◆ EXERCISE REQUIREMENTS
Go through the listing below and list every line with "Антонович".

◆ DATA SECTION
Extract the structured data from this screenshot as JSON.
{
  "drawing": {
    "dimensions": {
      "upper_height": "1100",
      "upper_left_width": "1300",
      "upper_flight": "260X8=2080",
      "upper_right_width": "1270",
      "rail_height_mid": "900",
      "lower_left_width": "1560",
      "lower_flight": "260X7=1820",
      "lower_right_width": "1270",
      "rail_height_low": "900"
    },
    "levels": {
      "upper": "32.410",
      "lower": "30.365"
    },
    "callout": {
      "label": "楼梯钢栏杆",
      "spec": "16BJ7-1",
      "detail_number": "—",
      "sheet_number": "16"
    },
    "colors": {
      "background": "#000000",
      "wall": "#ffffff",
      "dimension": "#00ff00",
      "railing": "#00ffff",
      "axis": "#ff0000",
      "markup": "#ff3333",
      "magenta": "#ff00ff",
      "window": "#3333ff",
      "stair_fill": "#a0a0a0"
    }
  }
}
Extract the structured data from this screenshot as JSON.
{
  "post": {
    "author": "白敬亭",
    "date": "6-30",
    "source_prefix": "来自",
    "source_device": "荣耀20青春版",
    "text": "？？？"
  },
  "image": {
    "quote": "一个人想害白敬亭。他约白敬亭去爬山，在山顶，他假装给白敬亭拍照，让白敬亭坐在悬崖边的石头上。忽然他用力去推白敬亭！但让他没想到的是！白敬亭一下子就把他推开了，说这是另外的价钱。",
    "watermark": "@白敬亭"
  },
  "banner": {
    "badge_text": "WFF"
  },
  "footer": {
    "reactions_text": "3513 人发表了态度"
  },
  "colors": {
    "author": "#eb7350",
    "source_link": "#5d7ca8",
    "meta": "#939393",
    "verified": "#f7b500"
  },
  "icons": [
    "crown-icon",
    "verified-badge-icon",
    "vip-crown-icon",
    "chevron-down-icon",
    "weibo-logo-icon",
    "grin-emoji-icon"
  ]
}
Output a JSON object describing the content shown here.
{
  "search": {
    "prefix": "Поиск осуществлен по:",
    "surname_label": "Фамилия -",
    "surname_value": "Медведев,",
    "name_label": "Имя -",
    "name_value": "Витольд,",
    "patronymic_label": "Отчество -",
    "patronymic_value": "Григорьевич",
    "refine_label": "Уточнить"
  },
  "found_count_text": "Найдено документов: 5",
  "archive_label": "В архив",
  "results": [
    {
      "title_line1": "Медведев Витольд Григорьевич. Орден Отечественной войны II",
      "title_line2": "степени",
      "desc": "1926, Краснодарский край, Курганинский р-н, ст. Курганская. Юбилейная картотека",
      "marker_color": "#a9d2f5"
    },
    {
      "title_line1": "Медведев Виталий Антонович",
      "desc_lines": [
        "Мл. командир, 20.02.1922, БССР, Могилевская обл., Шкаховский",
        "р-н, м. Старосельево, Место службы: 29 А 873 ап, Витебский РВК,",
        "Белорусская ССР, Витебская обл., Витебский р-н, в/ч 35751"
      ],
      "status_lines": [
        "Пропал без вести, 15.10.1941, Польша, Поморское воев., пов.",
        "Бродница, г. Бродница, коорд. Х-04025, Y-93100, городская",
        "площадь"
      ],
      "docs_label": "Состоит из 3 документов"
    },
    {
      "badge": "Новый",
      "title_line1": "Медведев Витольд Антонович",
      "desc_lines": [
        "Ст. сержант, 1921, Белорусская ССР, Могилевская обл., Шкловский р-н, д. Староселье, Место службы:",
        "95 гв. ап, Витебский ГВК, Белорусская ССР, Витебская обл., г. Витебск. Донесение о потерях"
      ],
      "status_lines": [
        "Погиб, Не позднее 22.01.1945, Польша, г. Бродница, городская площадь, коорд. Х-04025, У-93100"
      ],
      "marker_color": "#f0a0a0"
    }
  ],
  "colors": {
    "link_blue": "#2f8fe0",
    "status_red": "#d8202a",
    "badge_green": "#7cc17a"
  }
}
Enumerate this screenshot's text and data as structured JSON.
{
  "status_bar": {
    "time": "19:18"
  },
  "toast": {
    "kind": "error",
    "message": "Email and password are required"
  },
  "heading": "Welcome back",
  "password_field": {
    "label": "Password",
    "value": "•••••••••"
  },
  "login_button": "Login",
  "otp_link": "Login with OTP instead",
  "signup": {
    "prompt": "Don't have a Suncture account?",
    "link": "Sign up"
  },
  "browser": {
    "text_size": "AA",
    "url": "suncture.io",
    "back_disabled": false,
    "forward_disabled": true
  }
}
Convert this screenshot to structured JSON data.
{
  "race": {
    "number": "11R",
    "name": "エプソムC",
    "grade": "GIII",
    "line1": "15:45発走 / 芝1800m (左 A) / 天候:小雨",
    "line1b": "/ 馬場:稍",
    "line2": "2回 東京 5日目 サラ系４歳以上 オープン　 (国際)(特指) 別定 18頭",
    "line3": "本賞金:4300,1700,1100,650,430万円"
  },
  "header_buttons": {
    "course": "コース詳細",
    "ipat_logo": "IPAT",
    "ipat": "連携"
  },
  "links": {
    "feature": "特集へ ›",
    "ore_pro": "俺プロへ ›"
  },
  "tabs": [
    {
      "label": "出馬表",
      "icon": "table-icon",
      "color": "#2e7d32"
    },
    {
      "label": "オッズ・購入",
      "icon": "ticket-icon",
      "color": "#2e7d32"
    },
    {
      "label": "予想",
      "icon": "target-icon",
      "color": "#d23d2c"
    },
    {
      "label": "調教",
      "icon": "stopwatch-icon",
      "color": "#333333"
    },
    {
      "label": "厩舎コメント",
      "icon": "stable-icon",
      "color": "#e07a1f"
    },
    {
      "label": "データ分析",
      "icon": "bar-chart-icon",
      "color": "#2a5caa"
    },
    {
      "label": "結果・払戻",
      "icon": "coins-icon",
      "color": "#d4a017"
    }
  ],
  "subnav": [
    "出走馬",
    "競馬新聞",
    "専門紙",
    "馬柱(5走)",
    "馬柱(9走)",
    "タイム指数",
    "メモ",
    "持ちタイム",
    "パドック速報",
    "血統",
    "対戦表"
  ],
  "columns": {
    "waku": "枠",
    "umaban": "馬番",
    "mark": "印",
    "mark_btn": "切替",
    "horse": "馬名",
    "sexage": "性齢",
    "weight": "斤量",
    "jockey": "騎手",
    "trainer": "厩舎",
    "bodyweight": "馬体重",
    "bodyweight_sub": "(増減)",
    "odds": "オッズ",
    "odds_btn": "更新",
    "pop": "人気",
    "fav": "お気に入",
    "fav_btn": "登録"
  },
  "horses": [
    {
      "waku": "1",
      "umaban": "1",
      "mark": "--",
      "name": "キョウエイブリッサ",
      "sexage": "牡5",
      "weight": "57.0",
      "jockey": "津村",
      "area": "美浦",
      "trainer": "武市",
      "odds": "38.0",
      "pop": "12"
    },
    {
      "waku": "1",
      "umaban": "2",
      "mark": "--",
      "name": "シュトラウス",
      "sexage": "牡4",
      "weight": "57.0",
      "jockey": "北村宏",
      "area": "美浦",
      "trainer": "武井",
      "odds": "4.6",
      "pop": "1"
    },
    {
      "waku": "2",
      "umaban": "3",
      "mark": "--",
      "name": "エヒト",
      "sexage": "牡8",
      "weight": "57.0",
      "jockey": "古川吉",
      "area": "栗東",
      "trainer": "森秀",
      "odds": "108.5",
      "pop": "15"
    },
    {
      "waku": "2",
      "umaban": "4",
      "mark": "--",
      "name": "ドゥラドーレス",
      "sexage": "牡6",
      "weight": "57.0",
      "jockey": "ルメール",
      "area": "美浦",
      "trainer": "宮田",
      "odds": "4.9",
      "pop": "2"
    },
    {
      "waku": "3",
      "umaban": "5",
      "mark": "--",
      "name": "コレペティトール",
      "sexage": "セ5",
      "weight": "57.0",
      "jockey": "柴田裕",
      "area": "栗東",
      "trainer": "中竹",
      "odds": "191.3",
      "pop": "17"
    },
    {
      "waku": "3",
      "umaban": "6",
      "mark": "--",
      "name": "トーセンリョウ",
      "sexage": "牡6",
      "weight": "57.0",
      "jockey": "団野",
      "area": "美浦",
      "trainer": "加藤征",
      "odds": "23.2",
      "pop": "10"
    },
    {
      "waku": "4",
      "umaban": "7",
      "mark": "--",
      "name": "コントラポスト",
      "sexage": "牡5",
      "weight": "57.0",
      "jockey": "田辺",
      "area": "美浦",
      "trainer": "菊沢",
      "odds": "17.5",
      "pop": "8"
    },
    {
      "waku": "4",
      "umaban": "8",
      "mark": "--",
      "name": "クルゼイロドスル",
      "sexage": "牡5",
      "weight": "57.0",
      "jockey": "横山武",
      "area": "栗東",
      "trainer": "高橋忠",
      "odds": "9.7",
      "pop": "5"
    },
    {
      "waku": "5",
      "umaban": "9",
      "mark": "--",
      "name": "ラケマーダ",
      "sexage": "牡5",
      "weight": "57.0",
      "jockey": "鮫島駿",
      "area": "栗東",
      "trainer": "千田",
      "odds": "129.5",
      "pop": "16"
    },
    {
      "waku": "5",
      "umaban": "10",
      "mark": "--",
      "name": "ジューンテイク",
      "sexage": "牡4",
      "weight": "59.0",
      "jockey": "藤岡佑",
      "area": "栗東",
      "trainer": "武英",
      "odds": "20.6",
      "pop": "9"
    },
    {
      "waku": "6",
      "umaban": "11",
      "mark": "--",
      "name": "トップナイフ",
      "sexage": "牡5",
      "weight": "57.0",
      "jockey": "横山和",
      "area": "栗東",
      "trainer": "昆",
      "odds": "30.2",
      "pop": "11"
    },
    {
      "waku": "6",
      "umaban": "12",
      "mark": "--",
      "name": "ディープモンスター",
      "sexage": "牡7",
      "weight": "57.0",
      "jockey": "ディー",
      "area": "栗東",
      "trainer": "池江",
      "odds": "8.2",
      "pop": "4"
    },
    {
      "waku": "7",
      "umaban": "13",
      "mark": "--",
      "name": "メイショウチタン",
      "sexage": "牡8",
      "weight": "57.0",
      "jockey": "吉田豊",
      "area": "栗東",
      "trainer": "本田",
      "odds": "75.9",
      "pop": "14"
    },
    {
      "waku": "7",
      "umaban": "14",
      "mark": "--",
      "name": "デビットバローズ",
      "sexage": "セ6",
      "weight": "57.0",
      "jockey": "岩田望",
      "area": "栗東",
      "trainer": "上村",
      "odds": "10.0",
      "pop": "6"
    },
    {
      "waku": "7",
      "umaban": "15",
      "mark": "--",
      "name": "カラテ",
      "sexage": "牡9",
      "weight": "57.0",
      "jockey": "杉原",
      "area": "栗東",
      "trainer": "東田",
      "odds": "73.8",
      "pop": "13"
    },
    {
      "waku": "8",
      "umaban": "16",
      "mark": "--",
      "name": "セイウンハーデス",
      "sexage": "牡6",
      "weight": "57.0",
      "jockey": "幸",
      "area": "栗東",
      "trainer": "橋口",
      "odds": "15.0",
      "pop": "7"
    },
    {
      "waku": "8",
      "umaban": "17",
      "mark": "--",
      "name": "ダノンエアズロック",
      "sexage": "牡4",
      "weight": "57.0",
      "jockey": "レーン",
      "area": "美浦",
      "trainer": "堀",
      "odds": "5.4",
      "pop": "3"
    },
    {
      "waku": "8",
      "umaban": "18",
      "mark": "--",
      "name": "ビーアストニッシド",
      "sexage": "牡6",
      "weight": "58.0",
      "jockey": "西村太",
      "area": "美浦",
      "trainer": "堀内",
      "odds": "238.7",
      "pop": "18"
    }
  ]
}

◆ ANSWER TO THIS PROBLEM
      "title_line1": "Медведев Виталий Антонович",
      "title_line1": "Медведев Витольд Антонович",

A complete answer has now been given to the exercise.